- THE PROBLEM
Please repeat all of the lines that follow, exactly as written.
━━━ AVAILABLE RECORDS
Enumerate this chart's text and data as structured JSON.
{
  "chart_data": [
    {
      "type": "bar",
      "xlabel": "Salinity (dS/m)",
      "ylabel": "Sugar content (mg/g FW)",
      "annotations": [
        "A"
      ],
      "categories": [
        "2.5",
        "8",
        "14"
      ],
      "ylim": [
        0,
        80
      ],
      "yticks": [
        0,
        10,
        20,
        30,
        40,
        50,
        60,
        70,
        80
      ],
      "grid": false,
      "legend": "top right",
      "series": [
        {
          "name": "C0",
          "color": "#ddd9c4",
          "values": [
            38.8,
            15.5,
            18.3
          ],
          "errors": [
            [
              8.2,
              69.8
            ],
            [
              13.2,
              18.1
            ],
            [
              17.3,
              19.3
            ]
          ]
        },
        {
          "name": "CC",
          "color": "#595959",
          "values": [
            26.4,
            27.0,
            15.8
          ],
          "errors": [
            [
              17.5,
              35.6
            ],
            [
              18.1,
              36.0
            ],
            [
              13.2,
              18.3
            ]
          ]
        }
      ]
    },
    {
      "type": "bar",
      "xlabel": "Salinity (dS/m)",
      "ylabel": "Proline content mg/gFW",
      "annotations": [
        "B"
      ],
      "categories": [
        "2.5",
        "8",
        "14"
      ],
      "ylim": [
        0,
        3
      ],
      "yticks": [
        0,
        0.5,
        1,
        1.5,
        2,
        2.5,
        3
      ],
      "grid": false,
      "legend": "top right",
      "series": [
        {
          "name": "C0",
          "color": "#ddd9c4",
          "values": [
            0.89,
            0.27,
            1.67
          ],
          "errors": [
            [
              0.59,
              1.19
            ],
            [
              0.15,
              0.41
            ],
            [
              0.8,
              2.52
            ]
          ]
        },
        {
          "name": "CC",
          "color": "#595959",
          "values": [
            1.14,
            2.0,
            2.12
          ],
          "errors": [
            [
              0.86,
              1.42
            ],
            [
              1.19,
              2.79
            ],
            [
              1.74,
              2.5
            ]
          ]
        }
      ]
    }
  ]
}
━━━━━━
- FINISHED EXERCISE
Enumerate this chart's text and data as structured JSON.
{
  "chart_data": [
    {
      "type": "bar",
      "xlabel": "Salinity (dS/m)",
      "ylabel": "Sugar content (mg/g FW)",
      "annotations": [
        "A"
      ],
      "categories": [
        "2.5",
        "8",
        "14"
      ],
      "ylim": [
        0,
        80
      ],
      "yticks": [
        0,
        10,
        20,
        30,
        40,
        50,
        60,
        70,
        80
      ],
      "grid": false,
      "legend": "top right",
      "series": [
        {
          "name": "C0",
          "color": "#ddd9c4",
          "values": [
            38.8,
            15.5,
            18.3
          ],
          "errors": [
            [
              8.2,
              69.8
            ],
            [
              13.2,
              18.1
            ],
            [
              17.3,
              19.3
            ]
          ]
        },
        {
          "name": "CC",
          "color": "#595959",
          "values": [
            26.4,
            27.0,
            15.8
          ],
          "errors": [
            [
              17.5,
              35.6
            ],
            [
              18.1,
              36.0
            ],
            [
              13.2,
              18.3
            ]
          ]
        }
      ]
    },
    {
      "type": "bar",
      "xlabel": "Salinity (dS/m)",
      "ylabel": "Proline content mg/gFW",
      "annotations": [
        "B"
      ],
      "categories": [
        "2.5",
        "8",
        "14"
      ],
      "ylim": [
        0,
        3
      ],
      "yticks": [
        0,
        0.5,
        1,
        1.5,
        2,
        2.5,
        3
      ],
      "grid": false,
      "legend": "top right",
      "series": [
        {
          "name": "C0",
          "color": "#ddd9c4",
          "values": [
            0.89,
            0.27,
            1.67
          ],
          "errors": [
            [
              0.59,
              1.19
            ],
            [
              0.15,
              0.41
            ],
            [
              0.8,
              2.52
            ]
          ]
        },
        {
          "name": "CC",
          "color": "#595959",
          "values": [
            1.14,
            2.0,
            2.12
          ],
          "errors": [
            [
              0.86,
              1.42
            ],
            [
              1.19,
              2.79
            ],
            [
              1.74,
              2.5
            ]
          ]
        }
      ]
    }
  ]
}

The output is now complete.